Quote, without change, all of the lines that follow.

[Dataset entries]
>>>
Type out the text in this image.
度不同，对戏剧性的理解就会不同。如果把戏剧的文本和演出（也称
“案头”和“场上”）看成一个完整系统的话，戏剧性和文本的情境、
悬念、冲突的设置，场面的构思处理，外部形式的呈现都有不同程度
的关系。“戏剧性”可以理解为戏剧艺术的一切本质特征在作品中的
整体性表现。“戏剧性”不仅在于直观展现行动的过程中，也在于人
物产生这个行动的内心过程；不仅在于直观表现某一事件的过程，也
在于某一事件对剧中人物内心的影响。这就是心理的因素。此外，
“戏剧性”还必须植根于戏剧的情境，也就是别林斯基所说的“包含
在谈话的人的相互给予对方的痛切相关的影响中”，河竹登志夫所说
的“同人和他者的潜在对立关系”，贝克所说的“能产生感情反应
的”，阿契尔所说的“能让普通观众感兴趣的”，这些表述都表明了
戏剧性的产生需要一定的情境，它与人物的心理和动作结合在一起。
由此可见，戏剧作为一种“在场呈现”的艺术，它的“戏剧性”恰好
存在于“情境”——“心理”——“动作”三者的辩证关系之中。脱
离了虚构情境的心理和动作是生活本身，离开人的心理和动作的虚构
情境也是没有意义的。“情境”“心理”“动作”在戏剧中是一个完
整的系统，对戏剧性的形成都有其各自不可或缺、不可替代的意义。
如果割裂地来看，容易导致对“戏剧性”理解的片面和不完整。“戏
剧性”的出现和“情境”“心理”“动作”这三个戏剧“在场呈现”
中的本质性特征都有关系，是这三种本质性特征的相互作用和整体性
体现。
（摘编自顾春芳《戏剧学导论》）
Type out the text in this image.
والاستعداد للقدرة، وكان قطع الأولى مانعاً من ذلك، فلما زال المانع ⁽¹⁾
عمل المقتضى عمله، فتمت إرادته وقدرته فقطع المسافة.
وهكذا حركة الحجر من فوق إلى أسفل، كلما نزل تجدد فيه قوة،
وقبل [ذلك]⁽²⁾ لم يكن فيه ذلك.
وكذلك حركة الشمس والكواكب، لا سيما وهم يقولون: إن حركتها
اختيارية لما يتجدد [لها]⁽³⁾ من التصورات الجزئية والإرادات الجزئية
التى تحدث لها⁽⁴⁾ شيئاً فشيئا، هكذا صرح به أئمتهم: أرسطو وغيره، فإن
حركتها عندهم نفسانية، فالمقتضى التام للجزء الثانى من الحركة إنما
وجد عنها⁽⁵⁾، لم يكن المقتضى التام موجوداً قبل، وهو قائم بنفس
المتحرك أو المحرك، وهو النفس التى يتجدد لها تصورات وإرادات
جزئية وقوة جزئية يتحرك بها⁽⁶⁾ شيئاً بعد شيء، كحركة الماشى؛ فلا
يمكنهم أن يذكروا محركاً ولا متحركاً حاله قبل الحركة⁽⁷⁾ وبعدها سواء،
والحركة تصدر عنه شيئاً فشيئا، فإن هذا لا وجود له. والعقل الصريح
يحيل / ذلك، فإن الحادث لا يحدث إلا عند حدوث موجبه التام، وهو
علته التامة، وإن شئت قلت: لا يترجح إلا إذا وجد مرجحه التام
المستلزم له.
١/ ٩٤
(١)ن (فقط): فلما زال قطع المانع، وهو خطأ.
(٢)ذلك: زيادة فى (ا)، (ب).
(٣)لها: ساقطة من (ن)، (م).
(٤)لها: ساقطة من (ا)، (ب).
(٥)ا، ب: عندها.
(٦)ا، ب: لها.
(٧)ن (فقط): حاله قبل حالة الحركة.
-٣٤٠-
<<<
_WRITTEN REPLY_:
Type out the text in this image.
度不同，对戏剧性的理解就会不同。如果把戏剧的文本和演出（也称
“案头”和“场上”）看成一个完整系统的话，戏剧性和文本的情境、
悬念、冲突的设置，场面的构思处理，外部形式的呈现都有不同程度
的关系。“戏剧性”可以理解为戏剧艺术的一切本质特征在作品中的
整体性表现。“戏剧性”不仅在于直观展现行动的过程中，也在于人
物产生这个行动的内心过程；不仅在于直观表现某一事件的过程，也
在于某一事件对剧中人物内心的影响。这就是心理的因素。此外，
“戏剧性”还必须植根于戏剧的情境，也就是别林斯基所说的“包含
在谈话的人的相互给予对方的痛切相关的影响中”，河竹登志夫所说
的“同人和他者的潜在对立关系”，贝克所说的“能产生感情反应
的”，阿契尔所说的“能让普通观众感兴趣的”，这些表述都表明了
戏剧性的产生需要一定的情境，它与人物的心理和动作结合在一起。
由此可见，戏剧作为一种“在场呈现”的艺术，它的“戏剧性”恰好
存在于“情境”——“心理”——“动作”三者的辩证关系之中。脱
离了虚构情境的心理和动作是生活本身，离开人的心理和动作的虚构
情境也是没有意义的。“情境”“心理”“动作”在戏剧中是一个完
整的系统，对戏剧性的形成都有其各自不可或缺、不可替代的意义。
如果割裂地来看，容易导致对“戏剧性”理解的片面和不完整。“戏
剧性”的出现和“情境”“心理”“动作”这三个戏剧“在场呈现”
中的本质性特征都有关系，是这三种本质性特征的相互作用和整体性
体现。
（摘编自顾春芳《戏剧学导论》）
Type out the text in this image.
والاستعداد للقدرة، وكان قطع الأولى مانعاً من ذلك، فلما زال المانع ⁽¹⁾
عمل المقتضى عمله، فتمت إرادته وقدرته فقطع المسافة.
وهكذا حركة الحجر من فوق إلى أسفل، كلما نزل تجدد فيه قوة،
وقبل [ذلك]⁽²⁾ لم يكن فيه ذلك.
وكذلك حركة الشمس والكواكب، لا سيما وهم يقولون: إن حركتها
اختيارية لما يتجدد [لها]⁽³⁾ من التصورات الجزئية والإرادات الجزئية
التى تحدث لها⁽⁴⁾ شيئاً فشيئا، هكذا صرح به أئمتهم: أرسطو وغيره، فإن
حركتها عندهم نفسانية، فالمقتضى التام للجزء الثانى من الحركة إنما
وجد عنها⁽⁵⁾، لم يكن المقتضى التام موجوداً قبل، وهو قائم بنفس
المتحرك أو المحرك، وهو النفس التى يتجدد لها تصورات وإرادات
جزئية وقوة جزئية يتحرك بها⁽⁶⁾ شيئاً بعد شيء، كحركة الماشى؛ فلا
يمكنهم أن يذكروا محركاً ولا متحركاً حاله قبل الحركة⁽⁷⁾ وبعدها سواء،
والحركة تصدر عنه شيئاً فشيئا، فإن هذا لا وجود له. والعقل الصريح
يحيل / ذلك، فإن الحادث لا يحدث إلا عند حدوث موجبه التام، وهو
علته التامة، وإن شئت قلت: لا يترجح إلا إذا وجد مرجحه التام
المستلزم له.
١/ ٩٤
(١)ن (فقط): فلما زال قطع المانع، وهو خطأ.
(٢)ذلك: زيادة فى (ا)، (ب).
(٣)لها: ساقطة من (ن)، (م).
(٤)لها: ساقطة من (ا)، (ب).
(٥)ا، ب: عندها.
(٦)ا، ب: لها.
(٧)ن (فقط): حاله قبل حالة الحركة.
-٣٤٠-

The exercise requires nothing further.